- [REQUIRED WORK]: Report how many lines in the records hold the string "clusters"; give the number and nothing else.

Source data
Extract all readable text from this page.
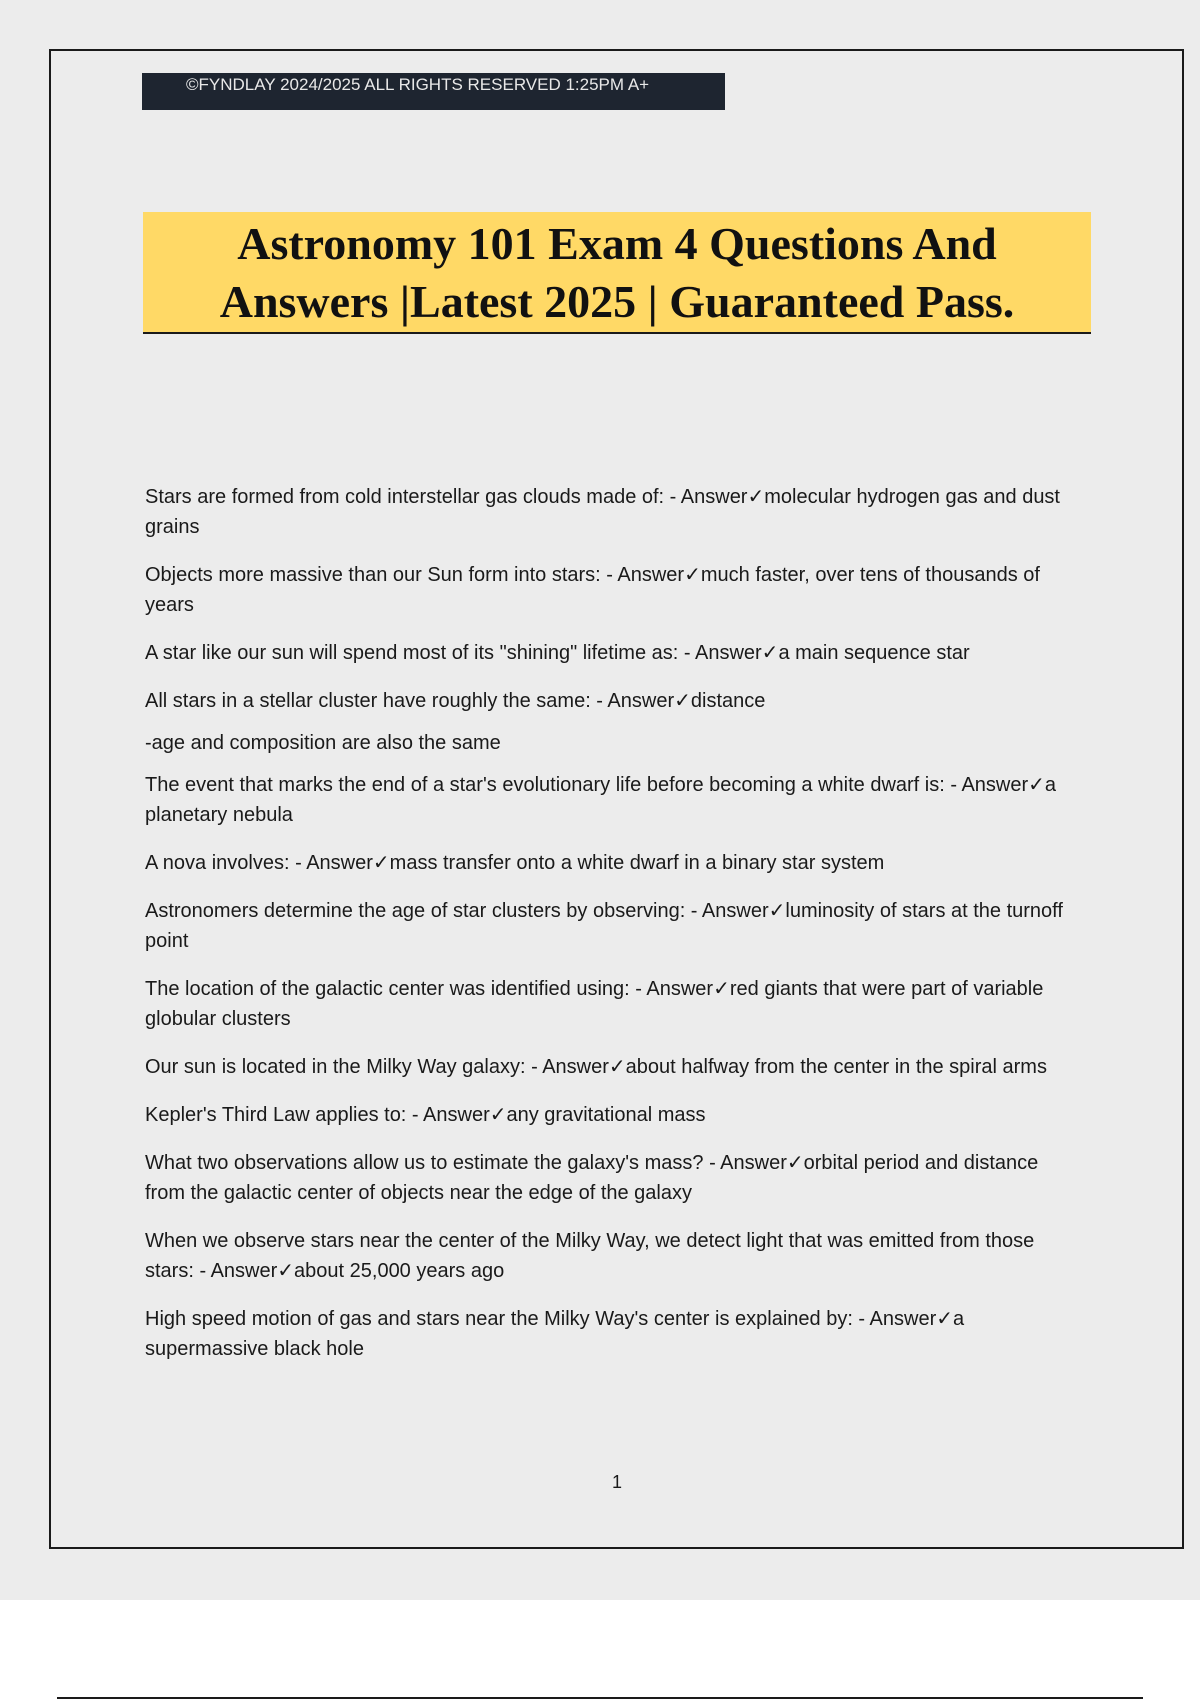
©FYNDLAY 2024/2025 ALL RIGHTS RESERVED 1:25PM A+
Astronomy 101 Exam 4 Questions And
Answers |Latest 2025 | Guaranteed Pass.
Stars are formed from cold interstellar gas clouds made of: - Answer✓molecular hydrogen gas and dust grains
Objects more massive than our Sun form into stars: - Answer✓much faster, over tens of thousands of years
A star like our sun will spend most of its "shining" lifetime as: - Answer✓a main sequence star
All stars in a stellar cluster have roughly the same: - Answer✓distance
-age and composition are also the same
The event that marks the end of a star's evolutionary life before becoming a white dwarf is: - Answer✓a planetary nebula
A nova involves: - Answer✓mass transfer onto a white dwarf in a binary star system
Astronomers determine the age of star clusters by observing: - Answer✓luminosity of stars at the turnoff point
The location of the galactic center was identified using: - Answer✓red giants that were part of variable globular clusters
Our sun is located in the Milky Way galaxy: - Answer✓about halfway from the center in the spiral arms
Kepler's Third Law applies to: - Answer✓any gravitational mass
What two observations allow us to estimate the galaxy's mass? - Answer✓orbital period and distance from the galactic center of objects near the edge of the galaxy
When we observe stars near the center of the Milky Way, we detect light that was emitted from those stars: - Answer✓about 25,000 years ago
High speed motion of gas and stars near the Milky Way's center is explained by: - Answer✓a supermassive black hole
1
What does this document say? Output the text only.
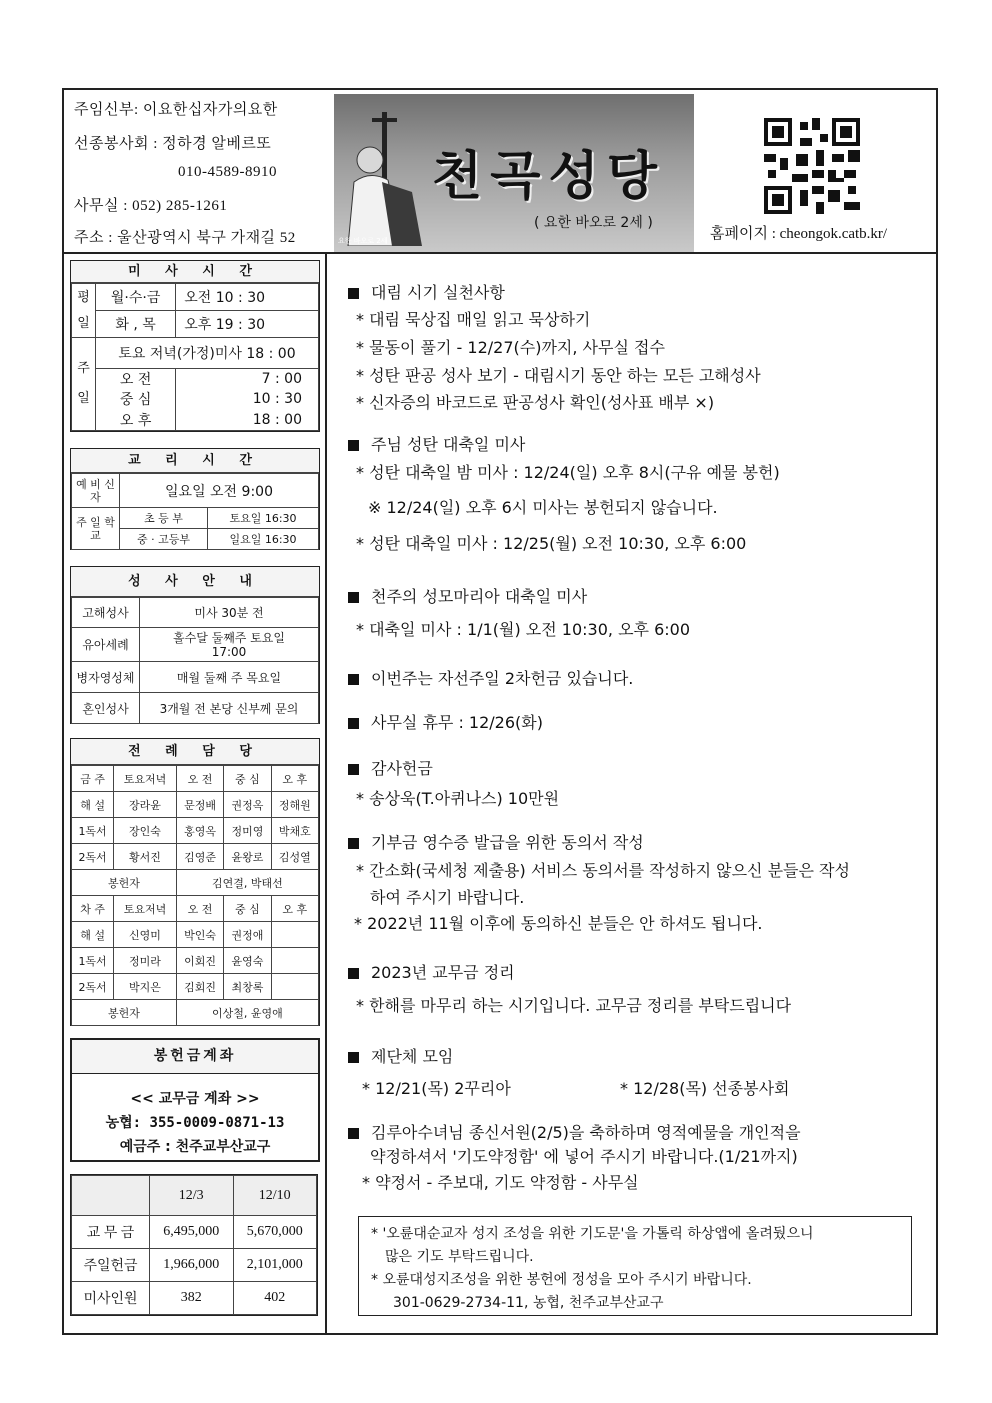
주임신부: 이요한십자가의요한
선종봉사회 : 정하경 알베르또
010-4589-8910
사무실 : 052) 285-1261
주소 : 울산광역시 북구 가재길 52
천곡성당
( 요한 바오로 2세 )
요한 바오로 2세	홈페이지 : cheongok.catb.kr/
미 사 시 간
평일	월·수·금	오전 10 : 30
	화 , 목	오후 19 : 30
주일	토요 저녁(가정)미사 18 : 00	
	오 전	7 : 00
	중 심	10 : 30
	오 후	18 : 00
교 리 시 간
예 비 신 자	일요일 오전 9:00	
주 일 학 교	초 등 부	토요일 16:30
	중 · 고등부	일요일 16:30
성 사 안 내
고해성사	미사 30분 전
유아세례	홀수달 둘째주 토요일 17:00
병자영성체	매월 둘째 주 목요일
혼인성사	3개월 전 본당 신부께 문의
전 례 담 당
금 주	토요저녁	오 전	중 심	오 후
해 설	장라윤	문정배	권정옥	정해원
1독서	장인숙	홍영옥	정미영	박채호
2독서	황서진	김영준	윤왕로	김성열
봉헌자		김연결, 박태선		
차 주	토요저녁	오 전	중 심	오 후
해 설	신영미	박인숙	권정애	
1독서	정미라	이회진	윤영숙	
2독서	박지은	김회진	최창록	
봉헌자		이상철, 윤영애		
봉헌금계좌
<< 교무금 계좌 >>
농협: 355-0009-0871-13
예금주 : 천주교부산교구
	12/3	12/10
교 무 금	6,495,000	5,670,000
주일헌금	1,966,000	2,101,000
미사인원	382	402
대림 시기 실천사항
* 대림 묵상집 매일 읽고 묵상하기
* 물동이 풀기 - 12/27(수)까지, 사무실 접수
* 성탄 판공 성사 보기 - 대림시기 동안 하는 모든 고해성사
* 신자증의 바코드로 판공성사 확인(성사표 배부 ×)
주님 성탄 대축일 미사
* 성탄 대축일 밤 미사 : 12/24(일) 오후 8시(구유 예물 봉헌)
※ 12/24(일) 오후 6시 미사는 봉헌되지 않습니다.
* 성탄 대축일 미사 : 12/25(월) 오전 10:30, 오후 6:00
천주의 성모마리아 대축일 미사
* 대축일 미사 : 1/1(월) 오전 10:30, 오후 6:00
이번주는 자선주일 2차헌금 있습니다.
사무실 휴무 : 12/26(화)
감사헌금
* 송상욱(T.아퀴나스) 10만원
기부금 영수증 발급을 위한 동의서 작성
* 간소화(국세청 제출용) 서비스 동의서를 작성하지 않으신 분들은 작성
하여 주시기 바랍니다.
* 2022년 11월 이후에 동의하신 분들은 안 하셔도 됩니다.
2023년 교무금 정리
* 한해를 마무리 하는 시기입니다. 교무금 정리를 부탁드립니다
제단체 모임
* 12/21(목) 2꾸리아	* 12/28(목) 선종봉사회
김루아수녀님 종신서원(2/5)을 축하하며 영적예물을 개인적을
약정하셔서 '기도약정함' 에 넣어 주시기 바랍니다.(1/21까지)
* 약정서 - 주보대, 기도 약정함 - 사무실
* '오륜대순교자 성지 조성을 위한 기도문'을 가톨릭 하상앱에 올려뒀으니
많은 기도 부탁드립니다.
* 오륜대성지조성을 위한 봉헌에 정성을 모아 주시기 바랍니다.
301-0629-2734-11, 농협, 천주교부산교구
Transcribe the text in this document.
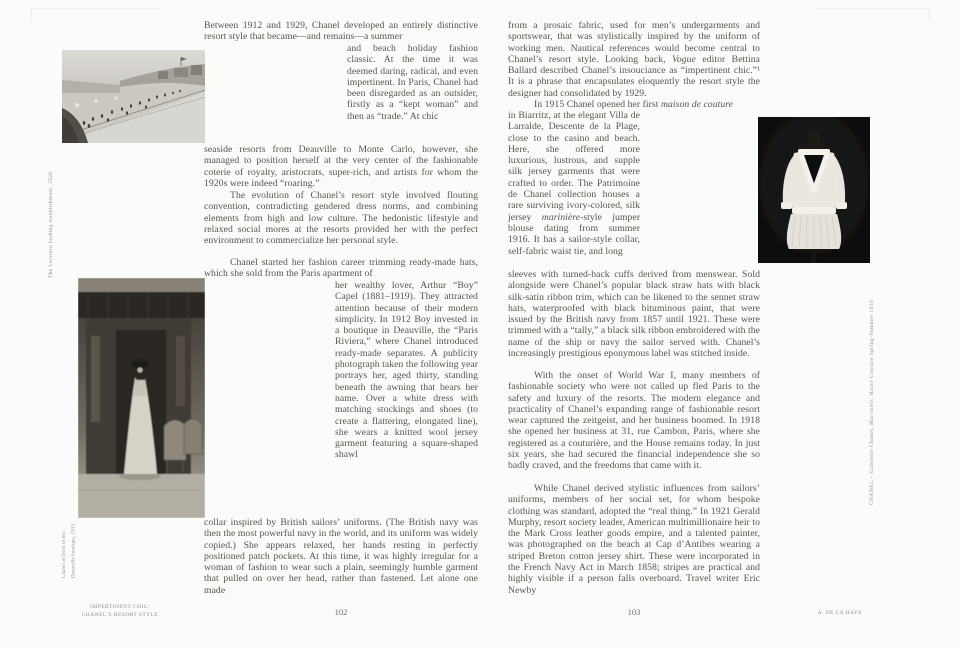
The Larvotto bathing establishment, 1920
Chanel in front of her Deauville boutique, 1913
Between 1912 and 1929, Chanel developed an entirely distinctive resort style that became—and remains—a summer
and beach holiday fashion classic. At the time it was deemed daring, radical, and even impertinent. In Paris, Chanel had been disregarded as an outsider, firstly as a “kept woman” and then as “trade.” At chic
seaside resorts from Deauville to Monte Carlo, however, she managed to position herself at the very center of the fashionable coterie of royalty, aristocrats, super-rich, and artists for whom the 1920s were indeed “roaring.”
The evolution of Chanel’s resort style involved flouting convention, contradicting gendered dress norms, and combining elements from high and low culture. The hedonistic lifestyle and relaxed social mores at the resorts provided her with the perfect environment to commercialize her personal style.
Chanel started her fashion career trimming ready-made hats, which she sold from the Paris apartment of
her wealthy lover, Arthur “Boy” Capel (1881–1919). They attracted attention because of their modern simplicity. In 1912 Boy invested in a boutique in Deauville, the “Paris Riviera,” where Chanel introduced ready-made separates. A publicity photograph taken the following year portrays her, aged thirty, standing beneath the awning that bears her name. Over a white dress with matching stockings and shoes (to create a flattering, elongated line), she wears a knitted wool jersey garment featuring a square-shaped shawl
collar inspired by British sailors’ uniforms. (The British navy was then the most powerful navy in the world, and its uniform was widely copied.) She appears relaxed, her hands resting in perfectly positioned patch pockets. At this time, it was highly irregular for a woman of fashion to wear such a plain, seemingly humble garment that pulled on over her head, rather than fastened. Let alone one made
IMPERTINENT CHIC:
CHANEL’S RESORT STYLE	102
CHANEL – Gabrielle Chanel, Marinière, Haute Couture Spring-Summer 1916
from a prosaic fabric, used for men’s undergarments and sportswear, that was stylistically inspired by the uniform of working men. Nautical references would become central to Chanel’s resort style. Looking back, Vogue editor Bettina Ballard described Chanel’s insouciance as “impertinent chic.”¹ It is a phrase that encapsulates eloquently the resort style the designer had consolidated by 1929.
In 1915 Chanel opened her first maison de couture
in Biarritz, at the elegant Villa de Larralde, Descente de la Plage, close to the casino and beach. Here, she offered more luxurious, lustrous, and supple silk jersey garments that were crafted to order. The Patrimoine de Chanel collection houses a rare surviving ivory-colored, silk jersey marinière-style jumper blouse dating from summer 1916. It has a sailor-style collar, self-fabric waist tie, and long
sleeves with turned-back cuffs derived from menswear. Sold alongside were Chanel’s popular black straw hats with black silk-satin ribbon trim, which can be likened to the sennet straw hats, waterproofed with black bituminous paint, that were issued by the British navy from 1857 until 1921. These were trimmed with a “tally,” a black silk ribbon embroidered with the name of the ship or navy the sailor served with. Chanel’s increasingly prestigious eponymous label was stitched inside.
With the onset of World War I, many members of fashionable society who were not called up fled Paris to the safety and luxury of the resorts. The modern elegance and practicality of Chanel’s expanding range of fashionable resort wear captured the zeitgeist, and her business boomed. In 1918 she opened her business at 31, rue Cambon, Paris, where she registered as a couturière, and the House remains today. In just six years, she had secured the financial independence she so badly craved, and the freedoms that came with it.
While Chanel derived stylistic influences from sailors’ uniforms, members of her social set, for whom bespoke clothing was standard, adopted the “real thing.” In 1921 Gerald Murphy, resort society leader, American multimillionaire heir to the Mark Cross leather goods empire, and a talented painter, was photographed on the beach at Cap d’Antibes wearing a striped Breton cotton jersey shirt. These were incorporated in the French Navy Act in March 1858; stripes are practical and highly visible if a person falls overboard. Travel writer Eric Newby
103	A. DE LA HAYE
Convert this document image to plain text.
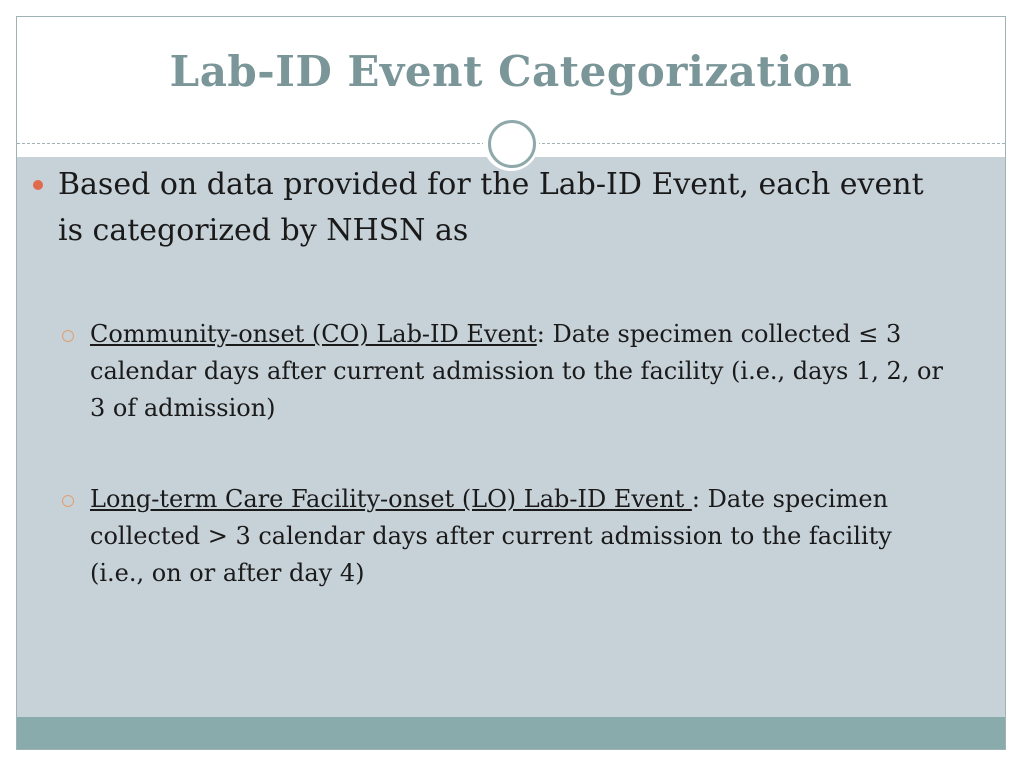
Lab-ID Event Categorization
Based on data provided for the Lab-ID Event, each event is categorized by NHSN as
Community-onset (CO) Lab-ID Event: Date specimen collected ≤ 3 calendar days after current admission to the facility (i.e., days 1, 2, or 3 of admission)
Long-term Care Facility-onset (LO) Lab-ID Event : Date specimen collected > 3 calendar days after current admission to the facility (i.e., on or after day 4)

- [WORKED SOLUTION]: 2